▶ **STATED EXERCISE**: Look through the records below and give the number of lines holding the string "name", nothing more.

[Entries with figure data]
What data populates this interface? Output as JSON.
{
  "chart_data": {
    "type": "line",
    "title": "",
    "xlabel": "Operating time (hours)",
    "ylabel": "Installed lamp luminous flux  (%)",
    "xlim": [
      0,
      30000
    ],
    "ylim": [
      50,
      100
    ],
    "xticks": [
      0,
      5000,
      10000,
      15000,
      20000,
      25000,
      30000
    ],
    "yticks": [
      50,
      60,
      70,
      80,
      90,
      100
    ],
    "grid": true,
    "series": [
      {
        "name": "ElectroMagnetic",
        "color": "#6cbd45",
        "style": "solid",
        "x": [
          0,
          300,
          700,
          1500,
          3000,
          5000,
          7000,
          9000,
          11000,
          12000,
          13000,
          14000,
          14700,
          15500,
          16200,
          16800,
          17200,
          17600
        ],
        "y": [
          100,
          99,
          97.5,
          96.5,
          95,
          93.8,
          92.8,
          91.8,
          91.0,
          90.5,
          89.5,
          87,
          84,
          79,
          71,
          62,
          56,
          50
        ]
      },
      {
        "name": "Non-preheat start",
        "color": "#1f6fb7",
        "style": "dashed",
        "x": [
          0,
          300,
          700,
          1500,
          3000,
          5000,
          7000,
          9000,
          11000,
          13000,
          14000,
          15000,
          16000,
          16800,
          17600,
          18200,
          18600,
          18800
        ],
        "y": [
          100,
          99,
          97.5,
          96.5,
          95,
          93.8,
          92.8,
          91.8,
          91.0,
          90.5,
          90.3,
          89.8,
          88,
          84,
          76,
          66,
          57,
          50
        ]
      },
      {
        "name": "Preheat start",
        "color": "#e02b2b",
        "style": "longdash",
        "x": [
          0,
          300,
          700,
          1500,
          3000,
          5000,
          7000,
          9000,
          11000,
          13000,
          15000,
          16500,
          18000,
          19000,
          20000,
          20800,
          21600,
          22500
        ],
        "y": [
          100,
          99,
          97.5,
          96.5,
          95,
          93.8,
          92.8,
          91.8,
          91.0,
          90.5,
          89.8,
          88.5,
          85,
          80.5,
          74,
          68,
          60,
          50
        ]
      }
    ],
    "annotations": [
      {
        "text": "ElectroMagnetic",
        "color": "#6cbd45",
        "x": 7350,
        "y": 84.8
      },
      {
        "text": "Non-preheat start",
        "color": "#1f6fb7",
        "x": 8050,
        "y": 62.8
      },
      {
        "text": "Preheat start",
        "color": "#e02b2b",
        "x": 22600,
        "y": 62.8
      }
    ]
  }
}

▶ **TASK SOLUTION**: 3